GIVEN REQUEST
Set down each line of the material that follows, exactly, with no pictures.

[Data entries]
<<<<

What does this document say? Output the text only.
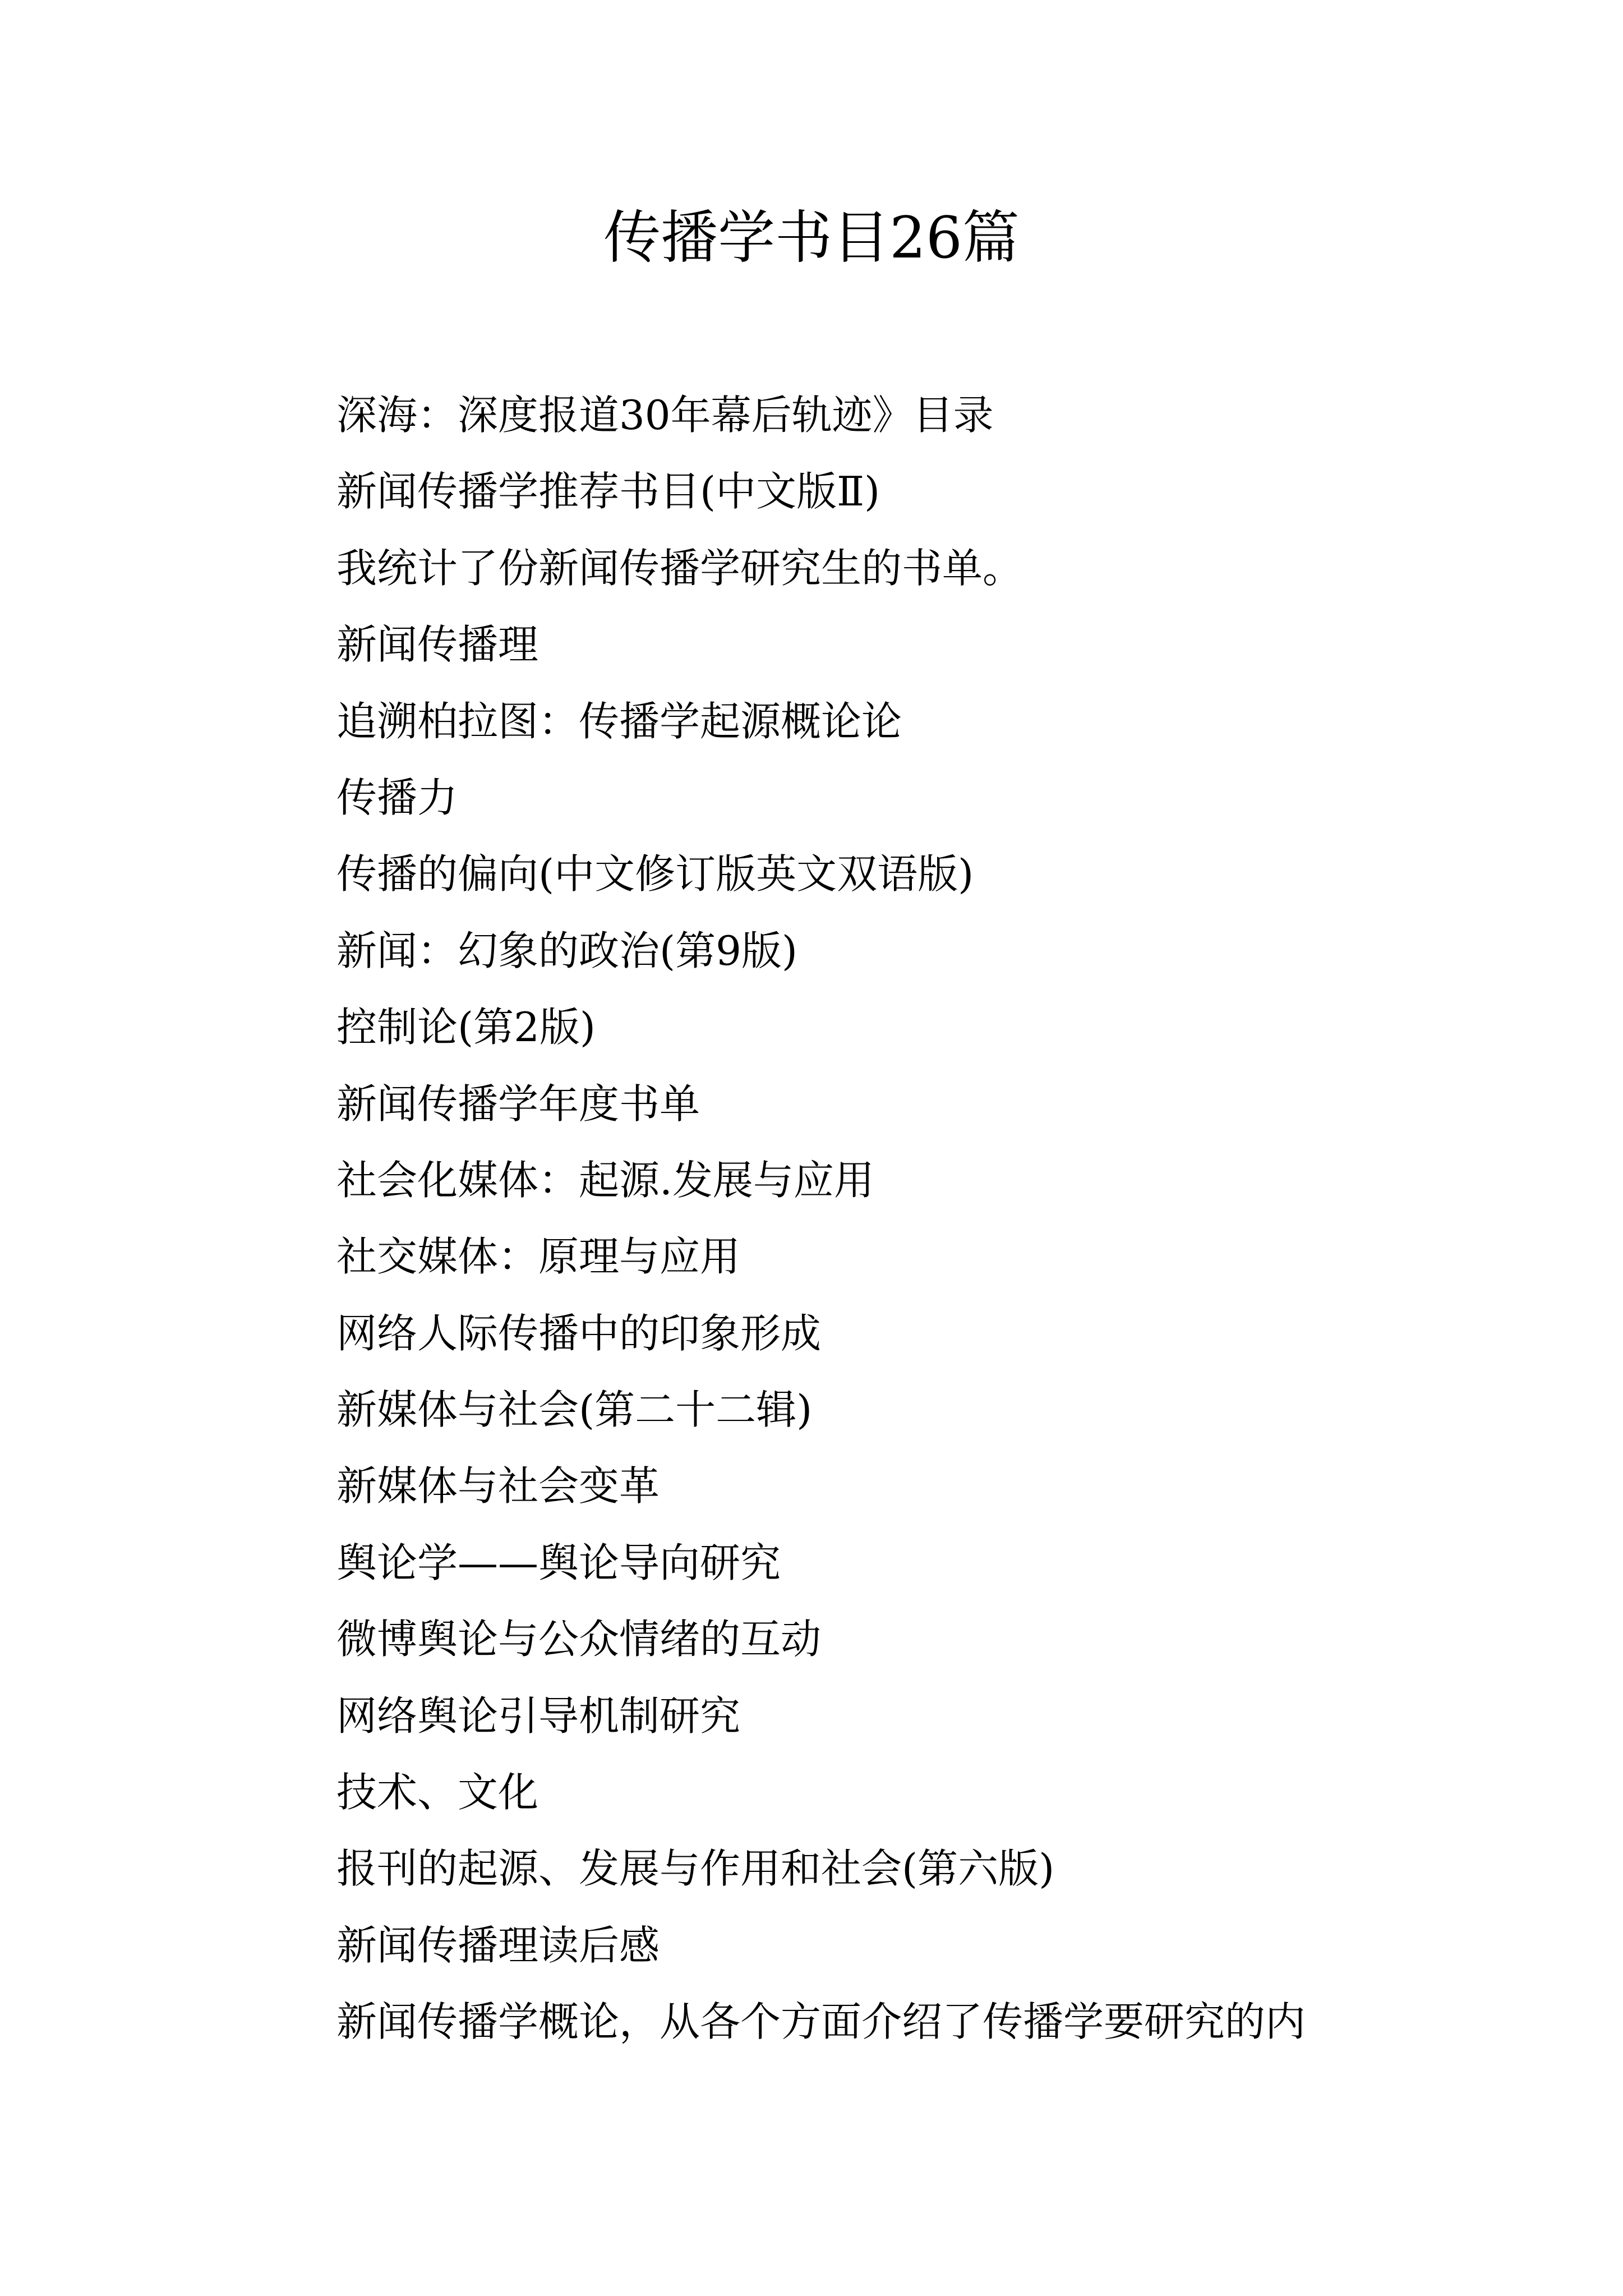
传播学书目26篇
深海：深度报道30年幕后轨迹》目录
新闻传播学推荐书目(中文版Ⅱ)
我统计了份新闻传播学研究生的书单。
新闻传播理
追溯柏拉图：传播学起源概论论
传播力
传播的偏向(中文修订版英文双语版)
新闻：幻象的政治(第9版)
控制论(第2版)
新闻传播学年度书单
社会化媒体：起源.发展与应用
社交媒体：原理与应用
网络人际传播中的印象形成
新媒体与社会(第二十二辑)
新媒体与社会变革
舆论学——舆论导向研究
微博舆论与公众情绪的互动
网络舆论引导机制研究
技术、文化
报刊的起源、发展与作用和社会(第六版)
新闻传播理读后感
新闻传播学概论，从各个方面介绍了传播学要研究的内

>>>>

TASK SOLUTION
What does this document say? Output the text only.
传播学书目26篇
深海：深度报道30年幕后轨迹》目录
新闻传播学推荐书目(中文版Ⅱ)
我统计了份新闻传播学研究生的书单。
新闻传播理
追溯柏拉图：传播学起源概论论
传播力
传播的偏向(中文修订版英文双语版)
新闻：幻象的政治(第9版)
控制论(第2版)
新闻传播学年度书单
社会化媒体：起源.发展与应用
社交媒体：原理与应用
网络人际传播中的印象形成
新媒体与社会(第二十二辑)
新媒体与社会变革
舆论学——舆论导向研究
微博舆论与公众情绪的互动
网络舆论引导机制研究
技术、文化
报刊的起源、发展与作用和社会(第六版)
新闻传播理读后感
新闻传播学概论，从各个方面介绍了传播学要研究的内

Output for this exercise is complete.